• _Exercise details_
Gather all lines from the material that contain "SDTVAR".

• _Dataset excerpts_
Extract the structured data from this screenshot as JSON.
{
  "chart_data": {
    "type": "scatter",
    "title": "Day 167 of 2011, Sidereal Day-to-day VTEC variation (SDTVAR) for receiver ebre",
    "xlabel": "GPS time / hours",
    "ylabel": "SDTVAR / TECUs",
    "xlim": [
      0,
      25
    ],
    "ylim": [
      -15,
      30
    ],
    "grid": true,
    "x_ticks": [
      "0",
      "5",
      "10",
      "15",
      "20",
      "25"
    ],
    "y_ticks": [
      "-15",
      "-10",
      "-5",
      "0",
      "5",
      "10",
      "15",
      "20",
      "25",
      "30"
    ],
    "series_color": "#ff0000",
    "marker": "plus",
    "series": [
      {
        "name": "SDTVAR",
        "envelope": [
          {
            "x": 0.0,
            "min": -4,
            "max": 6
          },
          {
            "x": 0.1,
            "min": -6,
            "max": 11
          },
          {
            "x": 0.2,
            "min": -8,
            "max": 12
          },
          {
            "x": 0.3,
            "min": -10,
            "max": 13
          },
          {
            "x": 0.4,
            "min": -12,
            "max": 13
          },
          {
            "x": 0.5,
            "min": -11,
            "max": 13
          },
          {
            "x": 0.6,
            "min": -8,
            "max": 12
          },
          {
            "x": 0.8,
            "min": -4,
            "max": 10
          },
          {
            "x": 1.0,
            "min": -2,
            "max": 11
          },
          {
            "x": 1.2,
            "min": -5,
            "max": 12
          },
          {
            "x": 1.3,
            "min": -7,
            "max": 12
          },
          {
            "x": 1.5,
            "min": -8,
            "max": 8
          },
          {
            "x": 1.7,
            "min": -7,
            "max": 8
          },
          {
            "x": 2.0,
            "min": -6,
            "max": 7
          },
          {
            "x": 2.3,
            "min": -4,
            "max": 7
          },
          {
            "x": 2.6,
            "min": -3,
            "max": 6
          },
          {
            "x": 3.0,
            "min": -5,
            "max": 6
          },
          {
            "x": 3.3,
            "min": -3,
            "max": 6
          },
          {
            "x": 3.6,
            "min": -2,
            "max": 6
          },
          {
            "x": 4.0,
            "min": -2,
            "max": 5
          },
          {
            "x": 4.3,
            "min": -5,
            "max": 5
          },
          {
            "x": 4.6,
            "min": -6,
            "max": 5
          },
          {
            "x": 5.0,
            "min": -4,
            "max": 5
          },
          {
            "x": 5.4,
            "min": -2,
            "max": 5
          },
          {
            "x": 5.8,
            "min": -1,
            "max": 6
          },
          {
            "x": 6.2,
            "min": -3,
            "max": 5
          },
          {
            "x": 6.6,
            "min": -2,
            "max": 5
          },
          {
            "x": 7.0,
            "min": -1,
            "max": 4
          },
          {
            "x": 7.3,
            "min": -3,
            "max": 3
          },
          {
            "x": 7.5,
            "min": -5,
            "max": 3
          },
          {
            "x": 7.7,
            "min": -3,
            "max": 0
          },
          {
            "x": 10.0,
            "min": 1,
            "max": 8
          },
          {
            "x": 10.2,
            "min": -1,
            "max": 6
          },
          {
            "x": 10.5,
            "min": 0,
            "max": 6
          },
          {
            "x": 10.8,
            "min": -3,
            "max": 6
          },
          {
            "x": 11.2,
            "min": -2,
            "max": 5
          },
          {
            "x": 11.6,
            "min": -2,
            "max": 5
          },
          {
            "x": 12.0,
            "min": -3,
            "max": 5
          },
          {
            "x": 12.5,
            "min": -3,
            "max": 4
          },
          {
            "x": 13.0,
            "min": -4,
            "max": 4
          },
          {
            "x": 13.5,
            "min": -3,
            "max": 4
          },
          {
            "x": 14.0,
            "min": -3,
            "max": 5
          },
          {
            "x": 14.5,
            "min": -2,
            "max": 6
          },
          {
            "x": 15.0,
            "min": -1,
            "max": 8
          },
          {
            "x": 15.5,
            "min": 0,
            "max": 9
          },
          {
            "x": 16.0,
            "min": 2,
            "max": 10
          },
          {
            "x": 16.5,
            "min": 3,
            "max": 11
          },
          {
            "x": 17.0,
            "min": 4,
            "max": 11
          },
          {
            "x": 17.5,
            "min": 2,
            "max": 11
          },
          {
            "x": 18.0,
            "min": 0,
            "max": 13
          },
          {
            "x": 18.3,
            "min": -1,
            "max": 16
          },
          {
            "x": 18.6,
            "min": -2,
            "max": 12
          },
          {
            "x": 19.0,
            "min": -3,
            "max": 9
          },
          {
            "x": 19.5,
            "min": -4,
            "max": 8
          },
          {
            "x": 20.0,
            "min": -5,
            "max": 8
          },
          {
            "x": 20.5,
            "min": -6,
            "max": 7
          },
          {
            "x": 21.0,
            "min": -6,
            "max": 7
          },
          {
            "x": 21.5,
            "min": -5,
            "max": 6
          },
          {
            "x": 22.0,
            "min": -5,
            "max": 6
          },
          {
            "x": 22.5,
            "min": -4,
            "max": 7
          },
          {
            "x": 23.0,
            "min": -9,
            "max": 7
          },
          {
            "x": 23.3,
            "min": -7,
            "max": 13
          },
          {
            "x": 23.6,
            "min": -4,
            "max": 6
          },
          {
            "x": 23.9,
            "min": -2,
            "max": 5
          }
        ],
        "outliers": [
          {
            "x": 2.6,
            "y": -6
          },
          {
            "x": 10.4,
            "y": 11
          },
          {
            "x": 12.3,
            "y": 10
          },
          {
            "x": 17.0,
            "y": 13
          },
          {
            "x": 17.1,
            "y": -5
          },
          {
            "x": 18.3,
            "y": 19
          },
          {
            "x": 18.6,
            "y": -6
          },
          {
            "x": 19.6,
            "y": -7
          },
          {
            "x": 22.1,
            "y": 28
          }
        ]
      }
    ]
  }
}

• _The response_
    "title": "Day 167 of 2011, Sidereal Day-to-day VTEC variation (SDTVAR) for receiver ebre",
    "ylabel": "SDTVAR / TECUs",
        "name": "SDTVAR",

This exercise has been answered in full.